___ Data shown ___
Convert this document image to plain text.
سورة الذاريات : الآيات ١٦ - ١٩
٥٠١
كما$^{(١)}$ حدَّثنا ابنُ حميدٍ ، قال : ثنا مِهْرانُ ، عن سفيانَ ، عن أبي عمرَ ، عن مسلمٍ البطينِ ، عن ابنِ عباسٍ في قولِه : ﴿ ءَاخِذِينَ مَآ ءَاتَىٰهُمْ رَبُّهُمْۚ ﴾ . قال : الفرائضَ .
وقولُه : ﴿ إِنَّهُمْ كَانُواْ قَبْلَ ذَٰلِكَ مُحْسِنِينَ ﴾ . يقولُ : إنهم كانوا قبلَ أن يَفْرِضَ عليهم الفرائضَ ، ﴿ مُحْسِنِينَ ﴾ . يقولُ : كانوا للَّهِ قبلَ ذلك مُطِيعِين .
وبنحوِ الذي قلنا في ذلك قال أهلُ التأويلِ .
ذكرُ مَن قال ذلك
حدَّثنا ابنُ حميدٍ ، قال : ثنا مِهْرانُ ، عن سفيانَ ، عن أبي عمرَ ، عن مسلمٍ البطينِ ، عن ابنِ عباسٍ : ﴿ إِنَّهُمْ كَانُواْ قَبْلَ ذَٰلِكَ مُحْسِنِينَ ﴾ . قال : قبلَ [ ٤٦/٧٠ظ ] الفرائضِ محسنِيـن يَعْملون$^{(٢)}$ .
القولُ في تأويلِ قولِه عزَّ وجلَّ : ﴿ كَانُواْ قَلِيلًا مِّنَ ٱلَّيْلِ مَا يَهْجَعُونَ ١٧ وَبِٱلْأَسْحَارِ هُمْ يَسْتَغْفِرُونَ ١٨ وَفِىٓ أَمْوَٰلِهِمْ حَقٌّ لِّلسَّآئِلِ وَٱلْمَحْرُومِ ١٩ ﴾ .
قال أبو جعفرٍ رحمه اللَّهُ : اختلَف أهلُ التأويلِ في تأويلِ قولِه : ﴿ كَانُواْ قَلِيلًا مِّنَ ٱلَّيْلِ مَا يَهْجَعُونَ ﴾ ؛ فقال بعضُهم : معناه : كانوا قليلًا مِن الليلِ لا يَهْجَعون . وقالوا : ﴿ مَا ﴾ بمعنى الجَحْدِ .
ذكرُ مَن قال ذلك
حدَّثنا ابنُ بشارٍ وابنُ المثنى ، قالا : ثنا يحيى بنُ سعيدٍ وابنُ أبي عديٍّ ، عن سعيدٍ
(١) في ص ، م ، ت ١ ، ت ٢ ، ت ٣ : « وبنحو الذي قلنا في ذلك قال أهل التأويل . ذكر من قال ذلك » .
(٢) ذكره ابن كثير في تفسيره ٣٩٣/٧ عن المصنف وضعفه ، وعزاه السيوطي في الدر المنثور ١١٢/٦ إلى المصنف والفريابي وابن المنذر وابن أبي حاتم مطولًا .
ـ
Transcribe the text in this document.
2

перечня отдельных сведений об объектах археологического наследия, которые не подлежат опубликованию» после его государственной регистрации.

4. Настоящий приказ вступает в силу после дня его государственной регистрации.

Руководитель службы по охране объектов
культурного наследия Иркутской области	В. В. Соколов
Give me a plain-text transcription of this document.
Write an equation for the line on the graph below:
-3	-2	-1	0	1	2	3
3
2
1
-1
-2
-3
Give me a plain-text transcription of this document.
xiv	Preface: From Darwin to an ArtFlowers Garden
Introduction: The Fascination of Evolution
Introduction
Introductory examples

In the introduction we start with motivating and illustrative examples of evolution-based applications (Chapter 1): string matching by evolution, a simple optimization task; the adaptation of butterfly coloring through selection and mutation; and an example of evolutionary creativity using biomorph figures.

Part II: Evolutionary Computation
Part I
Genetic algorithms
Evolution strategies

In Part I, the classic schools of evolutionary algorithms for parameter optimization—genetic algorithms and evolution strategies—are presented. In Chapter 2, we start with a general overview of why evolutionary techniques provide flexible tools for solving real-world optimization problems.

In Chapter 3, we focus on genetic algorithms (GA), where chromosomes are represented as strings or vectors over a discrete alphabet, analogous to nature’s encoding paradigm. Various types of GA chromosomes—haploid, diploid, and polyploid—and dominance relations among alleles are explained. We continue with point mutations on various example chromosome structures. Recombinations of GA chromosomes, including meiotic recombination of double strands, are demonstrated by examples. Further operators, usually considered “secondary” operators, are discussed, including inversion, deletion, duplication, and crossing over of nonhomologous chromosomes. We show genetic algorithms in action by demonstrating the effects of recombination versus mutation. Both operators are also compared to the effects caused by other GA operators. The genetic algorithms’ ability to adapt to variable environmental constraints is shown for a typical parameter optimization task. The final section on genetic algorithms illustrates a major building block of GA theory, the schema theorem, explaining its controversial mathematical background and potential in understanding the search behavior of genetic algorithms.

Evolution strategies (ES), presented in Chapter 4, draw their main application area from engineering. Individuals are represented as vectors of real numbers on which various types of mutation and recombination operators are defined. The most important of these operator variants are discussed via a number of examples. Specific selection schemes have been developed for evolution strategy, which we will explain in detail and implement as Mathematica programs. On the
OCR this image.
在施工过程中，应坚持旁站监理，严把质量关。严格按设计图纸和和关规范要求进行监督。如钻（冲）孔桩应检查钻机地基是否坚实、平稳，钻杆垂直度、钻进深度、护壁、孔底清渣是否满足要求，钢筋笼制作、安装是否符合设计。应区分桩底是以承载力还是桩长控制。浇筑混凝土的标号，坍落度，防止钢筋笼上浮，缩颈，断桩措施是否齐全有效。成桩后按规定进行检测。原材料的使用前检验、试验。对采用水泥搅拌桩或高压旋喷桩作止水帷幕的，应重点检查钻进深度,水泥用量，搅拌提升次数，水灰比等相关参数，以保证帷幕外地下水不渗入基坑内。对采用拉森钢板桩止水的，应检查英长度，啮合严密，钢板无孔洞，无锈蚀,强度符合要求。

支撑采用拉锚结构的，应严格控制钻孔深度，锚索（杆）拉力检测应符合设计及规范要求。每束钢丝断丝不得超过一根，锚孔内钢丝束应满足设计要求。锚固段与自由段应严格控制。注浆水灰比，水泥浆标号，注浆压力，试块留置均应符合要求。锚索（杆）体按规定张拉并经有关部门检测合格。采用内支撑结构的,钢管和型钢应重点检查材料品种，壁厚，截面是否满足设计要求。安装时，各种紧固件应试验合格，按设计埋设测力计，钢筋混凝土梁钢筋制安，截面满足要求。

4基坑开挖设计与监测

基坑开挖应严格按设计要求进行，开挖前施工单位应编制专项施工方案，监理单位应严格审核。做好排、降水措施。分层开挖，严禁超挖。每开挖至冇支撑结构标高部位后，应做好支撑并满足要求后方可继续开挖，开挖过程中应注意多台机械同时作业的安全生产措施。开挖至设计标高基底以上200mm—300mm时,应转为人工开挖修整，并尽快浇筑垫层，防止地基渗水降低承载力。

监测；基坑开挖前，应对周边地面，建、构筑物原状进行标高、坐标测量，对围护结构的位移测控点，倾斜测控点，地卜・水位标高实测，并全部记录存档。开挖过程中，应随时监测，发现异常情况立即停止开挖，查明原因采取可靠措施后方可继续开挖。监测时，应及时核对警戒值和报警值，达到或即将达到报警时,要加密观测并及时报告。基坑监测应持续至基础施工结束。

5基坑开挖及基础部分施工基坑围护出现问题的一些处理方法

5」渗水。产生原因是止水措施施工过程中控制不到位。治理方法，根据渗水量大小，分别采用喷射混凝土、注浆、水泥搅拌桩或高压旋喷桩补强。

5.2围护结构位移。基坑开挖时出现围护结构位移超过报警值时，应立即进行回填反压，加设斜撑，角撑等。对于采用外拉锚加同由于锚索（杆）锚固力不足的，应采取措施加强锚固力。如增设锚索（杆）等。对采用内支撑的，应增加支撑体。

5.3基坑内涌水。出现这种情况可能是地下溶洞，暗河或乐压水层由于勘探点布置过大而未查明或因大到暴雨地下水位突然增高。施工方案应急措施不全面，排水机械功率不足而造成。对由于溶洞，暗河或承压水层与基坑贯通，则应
___
Task goal | Which lines contain the word "كانوا"? Copy each of them.

Expected output |
وقولُه : ﴿ إِنَّهُمْ كَانُواْ قَبْلَ ذَٰلِكَ مُحْسِنِينَ ﴾ . يقولُ : إنهم كانوا قبلَ أن يَفْرِضَ عليهم الفرائضَ ، ﴿ مُحْسِنِينَ ﴾ . يقولُ : كانوا للَّهِ قبلَ ذلك مُطِيعِين .
قال أبو جعفرٍ رحمه اللَّهُ : اختلَف أهلُ التأويلِ في تأويلِ قولِه : ﴿ كَانُواْ قَلِيلًا مِّنَ ٱلَّيْلِ مَا يَهْجَعُونَ ﴾ ؛ فقال بعضُهم : معناه : كانوا قليلًا مِن الليلِ لا يَهْجَعون . وقالوا : ﴿ مَا ﴾ بمعنى الجَحْدِ .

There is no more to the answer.